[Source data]
- - -

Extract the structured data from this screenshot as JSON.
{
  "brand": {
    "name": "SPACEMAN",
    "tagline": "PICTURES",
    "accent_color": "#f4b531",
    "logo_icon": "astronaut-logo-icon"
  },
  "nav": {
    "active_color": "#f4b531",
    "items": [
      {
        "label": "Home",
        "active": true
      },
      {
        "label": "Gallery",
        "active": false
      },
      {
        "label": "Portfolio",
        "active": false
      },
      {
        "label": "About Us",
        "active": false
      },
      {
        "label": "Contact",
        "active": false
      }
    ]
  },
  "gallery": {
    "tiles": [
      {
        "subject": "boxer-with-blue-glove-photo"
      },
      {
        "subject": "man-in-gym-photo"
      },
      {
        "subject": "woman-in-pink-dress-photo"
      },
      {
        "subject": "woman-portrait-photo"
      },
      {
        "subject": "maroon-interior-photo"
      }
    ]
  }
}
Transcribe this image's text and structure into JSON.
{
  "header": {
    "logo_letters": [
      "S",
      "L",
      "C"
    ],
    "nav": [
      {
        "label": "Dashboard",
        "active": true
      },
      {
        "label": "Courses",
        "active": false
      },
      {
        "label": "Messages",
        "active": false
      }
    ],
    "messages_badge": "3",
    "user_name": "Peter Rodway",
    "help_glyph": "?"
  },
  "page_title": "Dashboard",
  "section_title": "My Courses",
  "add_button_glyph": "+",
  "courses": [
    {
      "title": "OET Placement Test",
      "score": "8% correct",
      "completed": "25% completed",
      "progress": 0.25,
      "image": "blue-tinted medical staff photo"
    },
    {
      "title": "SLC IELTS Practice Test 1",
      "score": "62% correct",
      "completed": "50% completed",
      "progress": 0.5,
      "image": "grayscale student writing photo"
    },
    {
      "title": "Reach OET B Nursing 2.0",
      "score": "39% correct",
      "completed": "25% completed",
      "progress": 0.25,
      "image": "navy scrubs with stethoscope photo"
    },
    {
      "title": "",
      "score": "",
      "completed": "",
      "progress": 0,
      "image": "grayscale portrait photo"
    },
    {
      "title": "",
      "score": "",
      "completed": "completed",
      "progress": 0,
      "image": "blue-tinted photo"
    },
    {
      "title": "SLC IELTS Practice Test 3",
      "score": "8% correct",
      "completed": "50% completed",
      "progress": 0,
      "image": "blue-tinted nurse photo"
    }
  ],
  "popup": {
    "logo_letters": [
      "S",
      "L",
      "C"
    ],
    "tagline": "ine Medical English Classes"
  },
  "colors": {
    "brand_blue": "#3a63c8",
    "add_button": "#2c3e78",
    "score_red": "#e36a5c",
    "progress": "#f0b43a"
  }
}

- - -

**Exercise directions:**
Check all the records above and select each line where the string "label" is found.

**Result:**
        "label": "Home",
        "label": "Gallery",
        "label": "Portfolio",
        "label": "About Us",
        "label": "Contact",
        "label": "Dashboard",
        "label": "Courses",
        "label": "Messages",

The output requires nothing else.